-- start of Extracted information --

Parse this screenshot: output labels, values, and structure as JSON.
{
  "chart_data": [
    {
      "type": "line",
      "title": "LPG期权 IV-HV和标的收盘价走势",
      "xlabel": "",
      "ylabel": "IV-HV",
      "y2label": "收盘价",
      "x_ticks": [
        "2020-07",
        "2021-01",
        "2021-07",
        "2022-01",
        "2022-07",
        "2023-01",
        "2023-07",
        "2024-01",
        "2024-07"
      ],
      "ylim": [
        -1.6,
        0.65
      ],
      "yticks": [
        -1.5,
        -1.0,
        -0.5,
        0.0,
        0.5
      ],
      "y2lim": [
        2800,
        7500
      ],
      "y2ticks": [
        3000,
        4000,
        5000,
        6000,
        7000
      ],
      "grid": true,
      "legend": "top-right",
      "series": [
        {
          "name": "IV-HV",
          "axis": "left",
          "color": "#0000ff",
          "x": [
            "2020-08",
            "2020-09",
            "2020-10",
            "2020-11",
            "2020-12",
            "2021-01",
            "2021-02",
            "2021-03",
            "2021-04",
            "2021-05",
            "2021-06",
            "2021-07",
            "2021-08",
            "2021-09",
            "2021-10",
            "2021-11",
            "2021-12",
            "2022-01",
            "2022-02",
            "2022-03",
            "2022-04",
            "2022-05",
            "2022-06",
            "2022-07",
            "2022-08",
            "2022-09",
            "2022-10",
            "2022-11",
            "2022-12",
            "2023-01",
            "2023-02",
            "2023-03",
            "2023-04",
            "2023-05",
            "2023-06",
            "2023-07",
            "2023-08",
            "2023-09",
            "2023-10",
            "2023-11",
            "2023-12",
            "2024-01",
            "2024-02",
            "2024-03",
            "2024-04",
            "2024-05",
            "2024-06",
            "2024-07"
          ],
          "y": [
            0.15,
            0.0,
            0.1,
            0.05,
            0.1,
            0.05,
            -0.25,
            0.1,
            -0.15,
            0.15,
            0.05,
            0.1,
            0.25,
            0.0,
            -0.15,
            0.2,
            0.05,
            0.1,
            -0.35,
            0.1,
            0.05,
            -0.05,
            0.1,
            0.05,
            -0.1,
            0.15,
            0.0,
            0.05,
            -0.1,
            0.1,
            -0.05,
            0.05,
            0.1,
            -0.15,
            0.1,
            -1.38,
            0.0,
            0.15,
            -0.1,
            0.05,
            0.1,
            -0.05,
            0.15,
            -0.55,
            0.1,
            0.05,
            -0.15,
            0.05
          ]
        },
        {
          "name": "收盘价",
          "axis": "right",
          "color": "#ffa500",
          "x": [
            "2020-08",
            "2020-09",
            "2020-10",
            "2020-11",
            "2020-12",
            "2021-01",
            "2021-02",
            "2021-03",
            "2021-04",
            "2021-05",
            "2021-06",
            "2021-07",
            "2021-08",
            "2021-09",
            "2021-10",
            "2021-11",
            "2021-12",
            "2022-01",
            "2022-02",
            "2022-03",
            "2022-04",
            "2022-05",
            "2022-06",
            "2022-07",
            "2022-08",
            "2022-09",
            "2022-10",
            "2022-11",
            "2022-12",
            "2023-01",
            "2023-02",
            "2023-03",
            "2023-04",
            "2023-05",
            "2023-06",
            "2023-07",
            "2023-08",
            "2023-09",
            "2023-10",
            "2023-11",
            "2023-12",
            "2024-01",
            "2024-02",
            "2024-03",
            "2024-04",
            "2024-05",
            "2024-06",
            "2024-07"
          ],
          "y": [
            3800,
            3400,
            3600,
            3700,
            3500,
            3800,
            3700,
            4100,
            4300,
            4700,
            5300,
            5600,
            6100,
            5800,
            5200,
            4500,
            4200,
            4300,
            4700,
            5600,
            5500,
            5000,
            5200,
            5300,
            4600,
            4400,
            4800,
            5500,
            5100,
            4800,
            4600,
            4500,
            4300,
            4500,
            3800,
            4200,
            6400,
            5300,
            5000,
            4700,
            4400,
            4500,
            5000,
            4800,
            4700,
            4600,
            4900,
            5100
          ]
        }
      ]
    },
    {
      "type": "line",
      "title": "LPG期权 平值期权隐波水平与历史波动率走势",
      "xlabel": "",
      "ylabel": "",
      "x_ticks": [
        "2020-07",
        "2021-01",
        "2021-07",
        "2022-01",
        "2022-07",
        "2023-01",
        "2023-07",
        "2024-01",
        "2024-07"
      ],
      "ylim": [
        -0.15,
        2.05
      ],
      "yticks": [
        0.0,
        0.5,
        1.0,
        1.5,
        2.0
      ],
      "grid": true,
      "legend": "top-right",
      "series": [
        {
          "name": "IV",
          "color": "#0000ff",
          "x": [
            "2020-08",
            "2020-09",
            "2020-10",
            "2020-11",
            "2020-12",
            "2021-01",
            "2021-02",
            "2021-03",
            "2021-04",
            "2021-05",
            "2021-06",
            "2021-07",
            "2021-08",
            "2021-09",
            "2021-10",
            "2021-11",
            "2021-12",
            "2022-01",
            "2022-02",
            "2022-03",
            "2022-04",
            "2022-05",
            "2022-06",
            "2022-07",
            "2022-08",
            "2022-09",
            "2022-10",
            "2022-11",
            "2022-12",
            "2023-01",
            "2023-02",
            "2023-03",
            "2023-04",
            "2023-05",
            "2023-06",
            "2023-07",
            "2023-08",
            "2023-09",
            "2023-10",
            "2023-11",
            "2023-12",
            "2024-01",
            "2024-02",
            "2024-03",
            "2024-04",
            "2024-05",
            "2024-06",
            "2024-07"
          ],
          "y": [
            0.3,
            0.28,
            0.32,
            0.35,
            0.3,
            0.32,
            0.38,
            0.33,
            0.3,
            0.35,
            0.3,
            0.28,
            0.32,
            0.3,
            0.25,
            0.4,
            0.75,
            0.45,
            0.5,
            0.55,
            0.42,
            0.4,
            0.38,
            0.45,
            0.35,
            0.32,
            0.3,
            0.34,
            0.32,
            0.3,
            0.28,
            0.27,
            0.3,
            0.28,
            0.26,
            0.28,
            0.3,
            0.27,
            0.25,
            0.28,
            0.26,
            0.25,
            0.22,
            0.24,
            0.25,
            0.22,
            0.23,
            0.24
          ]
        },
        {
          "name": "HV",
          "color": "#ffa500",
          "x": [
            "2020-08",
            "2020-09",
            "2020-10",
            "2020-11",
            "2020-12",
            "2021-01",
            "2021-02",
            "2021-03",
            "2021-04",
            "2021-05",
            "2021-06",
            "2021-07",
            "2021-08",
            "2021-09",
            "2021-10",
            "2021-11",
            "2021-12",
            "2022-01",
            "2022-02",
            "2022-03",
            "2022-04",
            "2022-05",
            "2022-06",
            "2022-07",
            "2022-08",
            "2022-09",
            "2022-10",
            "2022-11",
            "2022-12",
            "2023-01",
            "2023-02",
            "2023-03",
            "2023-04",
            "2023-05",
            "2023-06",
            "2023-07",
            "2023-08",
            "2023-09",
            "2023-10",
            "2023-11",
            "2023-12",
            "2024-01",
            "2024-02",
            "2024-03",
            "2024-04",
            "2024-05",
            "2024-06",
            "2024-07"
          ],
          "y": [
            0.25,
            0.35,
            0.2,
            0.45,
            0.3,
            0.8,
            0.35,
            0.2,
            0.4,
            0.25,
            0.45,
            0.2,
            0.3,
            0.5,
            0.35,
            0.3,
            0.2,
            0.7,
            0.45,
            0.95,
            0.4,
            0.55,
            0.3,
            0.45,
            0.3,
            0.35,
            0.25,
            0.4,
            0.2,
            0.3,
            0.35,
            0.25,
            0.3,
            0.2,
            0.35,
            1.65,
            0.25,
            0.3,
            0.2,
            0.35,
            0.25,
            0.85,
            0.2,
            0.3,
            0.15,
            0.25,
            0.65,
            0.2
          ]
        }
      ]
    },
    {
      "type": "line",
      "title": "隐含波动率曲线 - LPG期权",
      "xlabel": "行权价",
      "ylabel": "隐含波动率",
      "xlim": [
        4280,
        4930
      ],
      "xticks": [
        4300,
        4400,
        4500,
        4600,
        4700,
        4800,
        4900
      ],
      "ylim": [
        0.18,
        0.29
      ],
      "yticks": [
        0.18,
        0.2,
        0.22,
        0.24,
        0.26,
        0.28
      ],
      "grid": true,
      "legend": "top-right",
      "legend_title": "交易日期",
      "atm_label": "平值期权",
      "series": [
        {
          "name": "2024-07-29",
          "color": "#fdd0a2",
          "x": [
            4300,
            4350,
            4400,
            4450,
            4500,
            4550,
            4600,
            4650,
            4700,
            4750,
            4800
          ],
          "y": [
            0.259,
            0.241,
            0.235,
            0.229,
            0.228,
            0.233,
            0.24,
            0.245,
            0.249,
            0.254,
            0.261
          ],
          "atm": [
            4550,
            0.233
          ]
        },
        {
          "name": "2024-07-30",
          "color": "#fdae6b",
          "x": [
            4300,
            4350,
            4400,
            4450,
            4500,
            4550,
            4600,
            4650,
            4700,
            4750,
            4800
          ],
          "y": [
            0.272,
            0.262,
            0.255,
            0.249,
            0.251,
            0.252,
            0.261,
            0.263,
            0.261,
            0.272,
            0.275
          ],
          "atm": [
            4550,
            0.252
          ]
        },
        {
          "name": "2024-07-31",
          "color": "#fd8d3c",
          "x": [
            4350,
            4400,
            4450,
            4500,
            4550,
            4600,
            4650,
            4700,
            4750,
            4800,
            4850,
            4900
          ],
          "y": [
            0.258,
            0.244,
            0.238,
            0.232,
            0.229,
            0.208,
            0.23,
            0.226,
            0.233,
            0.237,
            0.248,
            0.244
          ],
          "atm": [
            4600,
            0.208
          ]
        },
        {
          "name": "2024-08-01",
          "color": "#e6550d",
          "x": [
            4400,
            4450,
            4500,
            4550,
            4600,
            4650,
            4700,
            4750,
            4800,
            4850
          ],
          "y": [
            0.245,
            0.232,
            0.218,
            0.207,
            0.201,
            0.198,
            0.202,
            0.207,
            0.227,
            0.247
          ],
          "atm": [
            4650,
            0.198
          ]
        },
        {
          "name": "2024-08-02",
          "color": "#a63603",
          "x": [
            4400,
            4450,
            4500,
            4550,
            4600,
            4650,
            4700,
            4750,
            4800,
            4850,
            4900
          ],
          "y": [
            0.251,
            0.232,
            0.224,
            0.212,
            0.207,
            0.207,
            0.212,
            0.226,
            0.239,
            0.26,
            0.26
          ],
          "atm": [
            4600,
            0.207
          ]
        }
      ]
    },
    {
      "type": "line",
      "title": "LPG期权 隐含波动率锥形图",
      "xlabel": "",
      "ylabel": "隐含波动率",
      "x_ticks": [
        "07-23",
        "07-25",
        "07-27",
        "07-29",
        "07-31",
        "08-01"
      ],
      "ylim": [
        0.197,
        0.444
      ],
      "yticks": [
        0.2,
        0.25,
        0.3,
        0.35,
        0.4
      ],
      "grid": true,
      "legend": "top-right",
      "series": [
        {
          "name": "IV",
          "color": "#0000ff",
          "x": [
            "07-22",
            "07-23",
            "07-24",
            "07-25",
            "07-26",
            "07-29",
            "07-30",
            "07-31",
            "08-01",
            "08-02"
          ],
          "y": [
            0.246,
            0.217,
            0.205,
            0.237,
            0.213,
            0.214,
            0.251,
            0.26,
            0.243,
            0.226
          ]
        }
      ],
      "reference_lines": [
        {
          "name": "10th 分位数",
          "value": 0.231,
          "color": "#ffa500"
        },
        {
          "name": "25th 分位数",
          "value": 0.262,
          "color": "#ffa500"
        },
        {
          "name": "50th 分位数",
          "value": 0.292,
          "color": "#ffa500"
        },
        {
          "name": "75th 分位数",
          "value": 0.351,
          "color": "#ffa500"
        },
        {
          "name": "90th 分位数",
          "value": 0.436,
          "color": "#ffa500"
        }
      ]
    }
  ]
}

-- end of Extracted information --

Goal:
From the data, pick out every line that includes "LPG期权".

Answer:
      "title": "LPG期权 IV-HV和标的收盘价走势",
      "title": "LPG期权 平值期权隐波水平与历史波动率走势",
      "title": "隐含波动率曲线 - LPG期权",
      "title": "LPG期权 隐含波动率锥形图",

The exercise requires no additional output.